** Start Information shown **

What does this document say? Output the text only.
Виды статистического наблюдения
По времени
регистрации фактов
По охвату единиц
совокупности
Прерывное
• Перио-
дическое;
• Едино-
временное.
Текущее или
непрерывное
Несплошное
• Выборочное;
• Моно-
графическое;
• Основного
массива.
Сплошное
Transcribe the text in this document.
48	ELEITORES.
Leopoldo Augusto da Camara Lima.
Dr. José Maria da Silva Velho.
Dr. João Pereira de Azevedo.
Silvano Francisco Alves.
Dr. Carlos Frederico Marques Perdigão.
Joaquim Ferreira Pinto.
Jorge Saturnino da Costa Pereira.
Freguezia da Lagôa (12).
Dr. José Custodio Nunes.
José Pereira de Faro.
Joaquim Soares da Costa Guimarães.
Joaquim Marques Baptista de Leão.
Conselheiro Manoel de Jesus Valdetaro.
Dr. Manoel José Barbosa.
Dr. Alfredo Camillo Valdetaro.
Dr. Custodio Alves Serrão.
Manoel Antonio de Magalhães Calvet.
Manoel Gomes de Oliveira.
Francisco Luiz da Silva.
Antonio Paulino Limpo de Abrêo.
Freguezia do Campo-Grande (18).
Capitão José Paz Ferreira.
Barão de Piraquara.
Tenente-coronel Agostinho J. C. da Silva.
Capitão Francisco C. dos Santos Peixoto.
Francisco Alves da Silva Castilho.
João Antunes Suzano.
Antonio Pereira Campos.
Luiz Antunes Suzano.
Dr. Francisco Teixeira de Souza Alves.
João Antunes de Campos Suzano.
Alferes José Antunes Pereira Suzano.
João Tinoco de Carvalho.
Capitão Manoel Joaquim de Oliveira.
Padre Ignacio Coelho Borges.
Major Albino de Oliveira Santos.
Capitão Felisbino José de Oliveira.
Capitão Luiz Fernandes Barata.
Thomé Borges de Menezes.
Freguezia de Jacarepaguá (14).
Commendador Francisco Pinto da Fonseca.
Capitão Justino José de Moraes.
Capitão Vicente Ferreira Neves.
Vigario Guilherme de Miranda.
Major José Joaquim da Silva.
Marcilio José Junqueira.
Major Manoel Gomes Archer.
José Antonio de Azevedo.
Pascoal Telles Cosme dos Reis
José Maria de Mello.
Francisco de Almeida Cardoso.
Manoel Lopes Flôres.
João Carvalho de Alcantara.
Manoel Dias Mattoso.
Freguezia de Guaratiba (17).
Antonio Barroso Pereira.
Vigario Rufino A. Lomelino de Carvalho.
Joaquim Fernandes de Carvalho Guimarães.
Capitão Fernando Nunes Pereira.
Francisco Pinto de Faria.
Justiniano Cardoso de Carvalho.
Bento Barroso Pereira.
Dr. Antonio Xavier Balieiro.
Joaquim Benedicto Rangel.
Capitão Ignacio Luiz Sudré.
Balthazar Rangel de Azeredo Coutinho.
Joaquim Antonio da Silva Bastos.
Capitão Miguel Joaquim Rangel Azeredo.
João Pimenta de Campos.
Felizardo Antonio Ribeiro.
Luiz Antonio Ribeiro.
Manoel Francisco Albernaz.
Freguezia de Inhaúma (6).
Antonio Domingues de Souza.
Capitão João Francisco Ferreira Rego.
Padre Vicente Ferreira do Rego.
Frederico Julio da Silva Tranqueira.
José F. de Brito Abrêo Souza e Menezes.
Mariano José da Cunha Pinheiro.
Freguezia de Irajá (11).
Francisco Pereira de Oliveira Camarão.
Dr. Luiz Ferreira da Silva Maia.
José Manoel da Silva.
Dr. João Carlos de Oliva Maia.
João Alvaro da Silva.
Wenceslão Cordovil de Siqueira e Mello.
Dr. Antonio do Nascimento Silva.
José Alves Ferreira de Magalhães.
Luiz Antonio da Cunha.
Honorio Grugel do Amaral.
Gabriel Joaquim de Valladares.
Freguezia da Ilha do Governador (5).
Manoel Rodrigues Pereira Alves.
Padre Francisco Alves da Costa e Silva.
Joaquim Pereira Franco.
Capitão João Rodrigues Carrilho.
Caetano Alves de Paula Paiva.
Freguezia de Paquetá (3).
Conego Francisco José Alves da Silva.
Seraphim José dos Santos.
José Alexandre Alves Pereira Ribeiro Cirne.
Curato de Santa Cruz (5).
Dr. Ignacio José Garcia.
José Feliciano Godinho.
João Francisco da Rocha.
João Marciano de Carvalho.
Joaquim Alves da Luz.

** End Information shown **

== What you will do ==
Retype the material above, line by line, exactly.

== Solution below ==
What does this document say? Output the text only.
Виды статистического наблюдения
По времени
регистрации фактов
По охвату единиц
совокупности
Прерывное
• Перио-
дическое;
• Едино-
временное.
Текущее или
непрерывное
Несплошное
• Выборочное;
• Моно-
графическое;
• Основного
массива.
Сплошное
Transcribe the text in this document.
48	ELEITORES.
Leopoldo Augusto da Camara Lima.
Dr. José Maria da Silva Velho.
Dr. João Pereira de Azevedo.
Silvano Francisco Alves.
Dr. Carlos Frederico Marques Perdigão.
Joaquim Ferreira Pinto.
Jorge Saturnino da Costa Pereira.
Freguezia da Lagôa (12).
Dr. José Custodio Nunes.
José Pereira de Faro.
Joaquim Soares da Costa Guimarães.
Joaquim Marques Baptista de Leão.
Conselheiro Manoel de Jesus Valdetaro.
Dr. Manoel José Barbosa.
Dr. Alfredo Camillo Valdetaro.
Dr. Custodio Alves Serrão.
Manoel Antonio de Magalhães Calvet.
Manoel Gomes de Oliveira.
Francisco Luiz da Silva.
Antonio Paulino Limpo de Abrêo.
Freguezia do Campo-Grande (18).
Capitão José Paz Ferreira.
Barão de Piraquara.
Tenente-coronel Agostinho J. C. da Silva.
Capitão Francisco C. dos Santos Peixoto.
Francisco Alves da Silva Castilho.
João Antunes Suzano.
Antonio Pereira Campos.
Luiz Antunes Suzano.
Dr. Francisco Teixeira de Souza Alves.
João Antunes de Campos Suzano.
Alferes José Antunes Pereira Suzano.
João Tinoco de Carvalho.
Capitão Manoel Joaquim de Oliveira.
Padre Ignacio Coelho Borges.
Major Albino de Oliveira Santos.
Capitão Felisbino José de Oliveira.
Capitão Luiz Fernandes Barata.
Thomé Borges de Menezes.
Freguezia de Jacarepaguá (14).
Commendador Francisco Pinto da Fonseca.
Capitão Justino José de Moraes.
Capitão Vicente Ferreira Neves.
Vigario Guilherme de Miranda.
Major José Joaquim da Silva.
Marcilio José Junqueira.
Major Manoel Gomes Archer.
José Antonio de Azevedo.
Pascoal Telles Cosme dos Reis
José Maria de Mello.
Francisco de Almeida Cardoso.
Manoel Lopes Flôres.
João Carvalho de Alcantara.
Manoel Dias Mattoso.
Freguezia de Guaratiba (17).
Antonio Barroso Pereira.
Vigario Rufino A. Lomelino de Carvalho.
Joaquim Fernandes de Carvalho Guimarães.
Capitão Fernando Nunes Pereira.
Francisco Pinto de Faria.
Justiniano Cardoso de Carvalho.
Bento Barroso Pereira.
Dr. Antonio Xavier Balieiro.
Joaquim Benedicto Rangel.
Capitão Ignacio Luiz Sudré.
Balthazar Rangel de Azeredo Coutinho.
Joaquim Antonio da Silva Bastos.
Capitão Miguel Joaquim Rangel Azeredo.
João Pimenta de Campos.
Felizardo Antonio Ribeiro.
Luiz Antonio Ribeiro.
Manoel Francisco Albernaz.
Freguezia de Inhaúma (6).
Antonio Domingues de Souza.
Capitão João Francisco Ferreira Rego.
Padre Vicente Ferreira do Rego.
Frederico Julio da Silva Tranqueira.
José F. de Brito Abrêo Souza e Menezes.
Mariano José da Cunha Pinheiro.
Freguezia de Irajá (11).
Francisco Pereira de Oliveira Camarão.
Dr. Luiz Ferreira da Silva Maia.
José Manoel da Silva.
Dr. João Carlos de Oliva Maia.
João Alvaro da Silva.
Wenceslão Cordovil de Siqueira e Mello.
Dr. Antonio do Nascimento Silva.
José Alves Ferreira de Magalhães.
Luiz Antonio da Cunha.
Honorio Grugel do Amaral.
Gabriel Joaquim de Valladares.
Freguezia da Ilha do Governador (5).
Manoel Rodrigues Pereira Alves.
Padre Francisco Alves da Costa e Silva.
Joaquim Pereira Franco.
Capitão João Rodrigues Carrilho.
Caetano Alves de Paula Paiva.
Freguezia de Paquetá (3).
Conego Francisco José Alves da Silva.
Seraphim José dos Santos.
José Alexandre Alves Pereira Ribeiro Cirne.
Curato de Santa Cruz (5).
Dr. Ignacio José Garcia.
José Feliciano Godinho.
João Francisco da Rocha.
João Marciano de Carvalho.
Joaquim Alves da Luz.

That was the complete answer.